Stored data entries:
*****

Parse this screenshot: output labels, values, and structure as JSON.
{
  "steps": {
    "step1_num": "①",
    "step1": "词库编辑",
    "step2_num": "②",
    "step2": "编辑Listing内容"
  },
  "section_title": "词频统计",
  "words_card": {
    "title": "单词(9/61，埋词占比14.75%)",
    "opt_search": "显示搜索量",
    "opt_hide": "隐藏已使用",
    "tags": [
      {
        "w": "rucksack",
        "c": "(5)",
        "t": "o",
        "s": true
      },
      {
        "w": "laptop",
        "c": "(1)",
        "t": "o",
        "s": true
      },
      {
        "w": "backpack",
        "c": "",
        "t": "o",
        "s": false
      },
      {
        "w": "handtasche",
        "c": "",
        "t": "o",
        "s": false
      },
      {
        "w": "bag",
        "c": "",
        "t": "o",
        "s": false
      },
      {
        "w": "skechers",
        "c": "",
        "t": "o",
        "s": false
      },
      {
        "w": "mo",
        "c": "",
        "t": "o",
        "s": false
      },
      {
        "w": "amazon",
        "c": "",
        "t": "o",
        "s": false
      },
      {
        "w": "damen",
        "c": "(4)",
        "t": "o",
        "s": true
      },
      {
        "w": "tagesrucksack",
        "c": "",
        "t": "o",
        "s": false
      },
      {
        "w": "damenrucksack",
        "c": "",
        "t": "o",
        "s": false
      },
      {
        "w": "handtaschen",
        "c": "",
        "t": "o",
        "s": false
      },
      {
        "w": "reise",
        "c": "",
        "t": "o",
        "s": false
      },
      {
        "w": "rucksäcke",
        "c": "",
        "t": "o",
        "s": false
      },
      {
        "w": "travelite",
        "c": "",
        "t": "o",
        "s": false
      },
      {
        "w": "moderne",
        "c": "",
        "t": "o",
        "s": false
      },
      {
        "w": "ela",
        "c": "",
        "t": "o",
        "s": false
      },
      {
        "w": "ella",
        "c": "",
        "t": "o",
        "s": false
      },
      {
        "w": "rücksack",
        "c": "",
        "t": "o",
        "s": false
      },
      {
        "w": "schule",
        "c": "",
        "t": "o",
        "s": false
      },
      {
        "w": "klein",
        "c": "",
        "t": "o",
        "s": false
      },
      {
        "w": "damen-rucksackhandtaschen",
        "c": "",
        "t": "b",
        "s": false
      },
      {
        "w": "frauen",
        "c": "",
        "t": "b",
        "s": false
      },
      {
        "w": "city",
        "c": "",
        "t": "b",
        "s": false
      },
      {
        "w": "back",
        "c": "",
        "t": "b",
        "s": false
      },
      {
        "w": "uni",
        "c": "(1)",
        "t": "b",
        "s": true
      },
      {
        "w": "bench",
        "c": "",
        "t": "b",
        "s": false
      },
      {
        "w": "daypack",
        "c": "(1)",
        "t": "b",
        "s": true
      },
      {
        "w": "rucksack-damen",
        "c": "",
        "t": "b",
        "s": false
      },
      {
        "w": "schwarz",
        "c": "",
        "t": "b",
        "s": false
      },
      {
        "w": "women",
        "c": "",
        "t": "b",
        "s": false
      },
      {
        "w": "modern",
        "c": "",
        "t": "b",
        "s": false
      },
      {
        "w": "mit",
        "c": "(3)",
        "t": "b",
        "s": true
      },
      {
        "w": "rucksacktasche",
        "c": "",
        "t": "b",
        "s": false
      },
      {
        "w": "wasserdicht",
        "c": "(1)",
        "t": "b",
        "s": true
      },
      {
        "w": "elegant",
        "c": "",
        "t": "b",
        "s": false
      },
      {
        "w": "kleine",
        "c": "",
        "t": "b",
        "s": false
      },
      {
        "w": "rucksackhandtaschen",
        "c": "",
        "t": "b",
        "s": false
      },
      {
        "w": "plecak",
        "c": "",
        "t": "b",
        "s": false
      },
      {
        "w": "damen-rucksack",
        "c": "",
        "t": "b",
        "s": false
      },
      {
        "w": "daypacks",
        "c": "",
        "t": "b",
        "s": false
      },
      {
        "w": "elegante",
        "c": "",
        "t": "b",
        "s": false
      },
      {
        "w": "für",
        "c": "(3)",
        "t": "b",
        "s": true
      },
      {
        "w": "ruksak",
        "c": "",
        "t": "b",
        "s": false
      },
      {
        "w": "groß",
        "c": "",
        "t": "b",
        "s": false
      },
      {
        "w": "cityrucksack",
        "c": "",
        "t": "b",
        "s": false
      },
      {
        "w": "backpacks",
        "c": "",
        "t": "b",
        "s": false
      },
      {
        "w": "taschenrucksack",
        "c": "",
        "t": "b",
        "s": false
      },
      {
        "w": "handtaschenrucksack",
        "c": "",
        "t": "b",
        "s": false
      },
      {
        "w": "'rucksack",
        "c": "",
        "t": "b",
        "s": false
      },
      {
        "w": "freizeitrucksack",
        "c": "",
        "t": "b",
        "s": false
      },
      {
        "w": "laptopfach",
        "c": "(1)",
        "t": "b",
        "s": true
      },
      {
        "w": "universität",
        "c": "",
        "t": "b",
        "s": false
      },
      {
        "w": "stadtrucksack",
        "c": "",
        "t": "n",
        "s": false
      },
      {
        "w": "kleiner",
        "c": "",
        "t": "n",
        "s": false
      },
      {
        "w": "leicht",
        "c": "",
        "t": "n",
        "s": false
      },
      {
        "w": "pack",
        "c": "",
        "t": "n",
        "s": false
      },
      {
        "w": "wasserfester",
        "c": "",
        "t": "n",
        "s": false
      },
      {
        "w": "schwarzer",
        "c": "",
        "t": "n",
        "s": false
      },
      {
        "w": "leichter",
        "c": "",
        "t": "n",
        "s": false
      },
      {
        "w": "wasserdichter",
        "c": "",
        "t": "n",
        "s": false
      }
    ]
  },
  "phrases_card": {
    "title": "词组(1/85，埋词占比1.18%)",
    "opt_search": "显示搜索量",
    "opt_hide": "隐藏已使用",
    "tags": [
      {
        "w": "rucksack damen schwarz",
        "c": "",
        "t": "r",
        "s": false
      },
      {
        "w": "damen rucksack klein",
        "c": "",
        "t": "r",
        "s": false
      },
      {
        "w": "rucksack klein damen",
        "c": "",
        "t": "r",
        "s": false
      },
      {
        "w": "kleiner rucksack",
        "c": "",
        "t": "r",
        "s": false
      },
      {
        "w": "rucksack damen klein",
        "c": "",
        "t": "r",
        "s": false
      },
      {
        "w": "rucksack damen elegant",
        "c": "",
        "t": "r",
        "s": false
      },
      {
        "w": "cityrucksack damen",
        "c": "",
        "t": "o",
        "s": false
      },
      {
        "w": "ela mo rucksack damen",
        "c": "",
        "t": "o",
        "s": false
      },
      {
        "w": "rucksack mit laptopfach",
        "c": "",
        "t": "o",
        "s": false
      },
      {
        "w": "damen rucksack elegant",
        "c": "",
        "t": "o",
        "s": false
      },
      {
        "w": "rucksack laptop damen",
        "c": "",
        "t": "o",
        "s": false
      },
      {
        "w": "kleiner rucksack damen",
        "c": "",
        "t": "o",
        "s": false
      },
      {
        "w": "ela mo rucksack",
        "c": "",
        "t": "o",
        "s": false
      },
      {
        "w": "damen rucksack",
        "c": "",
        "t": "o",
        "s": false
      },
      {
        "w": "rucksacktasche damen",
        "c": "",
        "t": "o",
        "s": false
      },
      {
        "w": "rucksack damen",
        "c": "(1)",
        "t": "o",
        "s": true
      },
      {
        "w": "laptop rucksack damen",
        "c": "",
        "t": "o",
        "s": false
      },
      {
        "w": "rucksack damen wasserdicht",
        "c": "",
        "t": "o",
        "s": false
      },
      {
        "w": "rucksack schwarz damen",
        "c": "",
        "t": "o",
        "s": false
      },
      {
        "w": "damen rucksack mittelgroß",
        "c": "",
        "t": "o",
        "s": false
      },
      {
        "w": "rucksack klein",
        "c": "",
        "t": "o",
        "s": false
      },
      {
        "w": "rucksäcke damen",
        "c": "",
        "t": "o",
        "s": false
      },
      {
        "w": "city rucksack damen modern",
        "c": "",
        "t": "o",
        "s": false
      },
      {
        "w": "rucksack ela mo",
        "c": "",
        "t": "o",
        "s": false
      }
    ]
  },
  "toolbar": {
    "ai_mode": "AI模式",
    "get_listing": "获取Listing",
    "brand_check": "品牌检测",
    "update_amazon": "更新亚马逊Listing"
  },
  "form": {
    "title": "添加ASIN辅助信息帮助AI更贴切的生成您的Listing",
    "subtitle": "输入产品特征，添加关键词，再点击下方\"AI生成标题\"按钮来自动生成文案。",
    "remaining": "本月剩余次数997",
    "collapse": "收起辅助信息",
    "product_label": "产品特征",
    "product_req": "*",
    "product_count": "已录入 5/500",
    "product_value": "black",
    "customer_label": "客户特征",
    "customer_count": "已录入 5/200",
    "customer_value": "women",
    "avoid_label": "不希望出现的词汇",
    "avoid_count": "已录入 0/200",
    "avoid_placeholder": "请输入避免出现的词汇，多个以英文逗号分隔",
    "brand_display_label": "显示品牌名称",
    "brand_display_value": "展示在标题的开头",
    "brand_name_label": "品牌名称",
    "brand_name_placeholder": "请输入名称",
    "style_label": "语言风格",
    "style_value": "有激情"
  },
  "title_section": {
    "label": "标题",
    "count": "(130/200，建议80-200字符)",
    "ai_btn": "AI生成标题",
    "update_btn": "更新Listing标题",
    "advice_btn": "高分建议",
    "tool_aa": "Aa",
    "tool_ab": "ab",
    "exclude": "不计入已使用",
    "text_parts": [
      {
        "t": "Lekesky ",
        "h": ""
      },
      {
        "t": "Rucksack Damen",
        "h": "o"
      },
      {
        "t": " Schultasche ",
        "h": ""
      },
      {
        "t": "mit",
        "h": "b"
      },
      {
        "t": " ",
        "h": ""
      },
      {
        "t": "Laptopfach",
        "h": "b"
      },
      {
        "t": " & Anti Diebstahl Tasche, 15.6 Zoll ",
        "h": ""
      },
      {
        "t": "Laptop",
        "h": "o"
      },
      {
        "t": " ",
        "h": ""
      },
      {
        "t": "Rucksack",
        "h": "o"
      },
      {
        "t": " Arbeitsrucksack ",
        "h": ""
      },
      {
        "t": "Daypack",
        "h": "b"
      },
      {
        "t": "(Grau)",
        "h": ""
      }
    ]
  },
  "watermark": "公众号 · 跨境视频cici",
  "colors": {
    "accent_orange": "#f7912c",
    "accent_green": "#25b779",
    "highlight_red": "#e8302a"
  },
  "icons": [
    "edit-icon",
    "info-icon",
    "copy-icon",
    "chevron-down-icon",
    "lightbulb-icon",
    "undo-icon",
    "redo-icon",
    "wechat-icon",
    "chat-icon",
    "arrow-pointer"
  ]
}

*****

▶ **WHAT THIS TASK INVOLVES**: Check every line of the data, and copy the ones that contain "rucksackhandtaschen".

▶ **CORRECT ANSWER**:
        "w": "damen-rucksackhandtaschen",
        "w": "rucksackhandtaschen",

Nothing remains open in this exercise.